• Extract provided:
How State Laws Define It Differently
The legal definition of “medically necessary” varies dramatically by state and is often narrower than the clinical one. Florida’s law, for example, allows abortion after six weeks only when two physicians certify that termination “is necessary to save the pregnant woman’s life or avert a serious risk of substantial and irreversible physical impairment of a major bodily function.” It explicitly excludes psychological conditions. In an emergency where a second physician is unavailable, the treating doctor can proceed alone but must document the reasoning in the medical record.
This kind of language creates a gap between what a clinician considers medically necessary and what the law permits. A condition that is clearly worsening and will likely become life-threatening may not yet meet the legal threshold of “imminent” danger. Physicians in restrictive states have reported delaying intervention until patients deteriorate enough to satisfy the legal standard, which can lead to worse outcomes, longer hospital stays, and higher complication rates.
The Supreme Court addressed a related dynamic decades ago. In its 1973 decision in Doe v. Bolton, the Court struck down hospital policies that required approval from an abortion committee before a physician could perform the procedure, ruling that mandating concurrence from a group of physicians was an unconstitutional barrier. Yet several current state laws effectively recreate that dynamic by requiring certification from two or more doctors before a medically necessary abortion can proceed.

• Required action:
In one to three sentences, explain why the passage on how state laws define medical necessity says physicians in restrictive states have delayed intervention, and what that delay can lead to. Rely on the text alone.

(Dataset entries)
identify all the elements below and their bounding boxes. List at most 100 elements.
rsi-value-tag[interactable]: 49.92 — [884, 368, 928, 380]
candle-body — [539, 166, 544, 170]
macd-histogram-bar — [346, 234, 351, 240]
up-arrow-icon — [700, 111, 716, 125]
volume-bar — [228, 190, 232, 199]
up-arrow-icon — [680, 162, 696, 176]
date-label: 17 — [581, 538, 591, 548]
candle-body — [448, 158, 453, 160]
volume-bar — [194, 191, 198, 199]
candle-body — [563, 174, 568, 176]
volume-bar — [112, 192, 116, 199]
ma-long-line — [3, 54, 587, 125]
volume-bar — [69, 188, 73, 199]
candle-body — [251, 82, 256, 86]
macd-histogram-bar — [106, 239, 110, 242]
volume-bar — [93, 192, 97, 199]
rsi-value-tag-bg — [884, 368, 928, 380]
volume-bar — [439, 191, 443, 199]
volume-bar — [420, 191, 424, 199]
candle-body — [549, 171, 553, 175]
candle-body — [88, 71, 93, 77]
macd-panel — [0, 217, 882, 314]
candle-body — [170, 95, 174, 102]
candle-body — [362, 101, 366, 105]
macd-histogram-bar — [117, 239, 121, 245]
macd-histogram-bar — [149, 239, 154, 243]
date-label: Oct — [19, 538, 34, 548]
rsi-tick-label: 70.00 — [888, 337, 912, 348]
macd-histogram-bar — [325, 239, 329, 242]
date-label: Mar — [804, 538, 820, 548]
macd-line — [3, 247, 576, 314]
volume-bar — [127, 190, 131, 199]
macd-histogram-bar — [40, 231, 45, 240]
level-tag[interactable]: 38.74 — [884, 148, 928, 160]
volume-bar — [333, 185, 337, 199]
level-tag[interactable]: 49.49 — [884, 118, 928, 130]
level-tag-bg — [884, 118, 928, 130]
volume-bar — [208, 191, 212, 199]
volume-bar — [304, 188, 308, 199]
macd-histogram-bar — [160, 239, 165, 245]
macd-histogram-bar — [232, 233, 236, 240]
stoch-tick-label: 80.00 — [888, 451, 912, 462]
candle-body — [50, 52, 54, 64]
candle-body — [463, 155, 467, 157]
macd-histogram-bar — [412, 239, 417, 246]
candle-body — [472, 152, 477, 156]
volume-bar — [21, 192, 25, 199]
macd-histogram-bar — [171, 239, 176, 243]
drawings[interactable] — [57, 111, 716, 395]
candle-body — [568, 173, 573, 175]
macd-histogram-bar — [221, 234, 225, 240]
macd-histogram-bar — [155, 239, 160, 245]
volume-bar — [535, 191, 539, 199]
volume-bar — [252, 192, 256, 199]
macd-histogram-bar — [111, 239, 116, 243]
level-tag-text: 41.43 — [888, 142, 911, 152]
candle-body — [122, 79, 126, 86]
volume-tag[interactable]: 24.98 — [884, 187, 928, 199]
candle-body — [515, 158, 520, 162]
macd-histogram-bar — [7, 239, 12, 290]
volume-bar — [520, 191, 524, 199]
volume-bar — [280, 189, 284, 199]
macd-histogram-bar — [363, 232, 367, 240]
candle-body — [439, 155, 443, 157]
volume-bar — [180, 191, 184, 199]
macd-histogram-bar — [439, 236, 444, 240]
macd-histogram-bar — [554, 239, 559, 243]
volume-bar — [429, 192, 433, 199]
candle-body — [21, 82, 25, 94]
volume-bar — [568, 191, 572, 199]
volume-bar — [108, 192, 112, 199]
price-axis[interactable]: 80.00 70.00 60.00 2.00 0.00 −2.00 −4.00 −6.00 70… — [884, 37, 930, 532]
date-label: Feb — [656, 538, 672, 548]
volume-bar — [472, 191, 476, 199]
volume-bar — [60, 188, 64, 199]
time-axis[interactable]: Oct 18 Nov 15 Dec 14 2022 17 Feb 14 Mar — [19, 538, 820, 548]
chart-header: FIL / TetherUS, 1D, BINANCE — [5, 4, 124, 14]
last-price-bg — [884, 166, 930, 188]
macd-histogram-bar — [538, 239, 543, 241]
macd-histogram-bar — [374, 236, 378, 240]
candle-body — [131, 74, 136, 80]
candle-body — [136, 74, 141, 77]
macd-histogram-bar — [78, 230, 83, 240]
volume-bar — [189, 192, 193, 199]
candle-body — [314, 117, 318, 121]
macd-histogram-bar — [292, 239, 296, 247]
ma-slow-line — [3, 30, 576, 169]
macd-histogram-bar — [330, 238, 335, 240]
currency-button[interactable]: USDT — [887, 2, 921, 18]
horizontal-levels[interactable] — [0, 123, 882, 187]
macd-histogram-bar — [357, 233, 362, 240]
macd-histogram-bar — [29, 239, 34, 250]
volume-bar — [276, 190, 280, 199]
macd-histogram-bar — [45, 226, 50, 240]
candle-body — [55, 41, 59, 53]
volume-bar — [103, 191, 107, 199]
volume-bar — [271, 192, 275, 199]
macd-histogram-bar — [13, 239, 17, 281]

• Exercise answer:
A condition that is clearly worsening and will likely become life-threatening may not yet meet the legal threshold of "imminent" danger, so physicians have waited until patients deteriorate enough to satisfy the legal standard. This can lead to worse outcomes, longer hospital stays, and higher complication rates.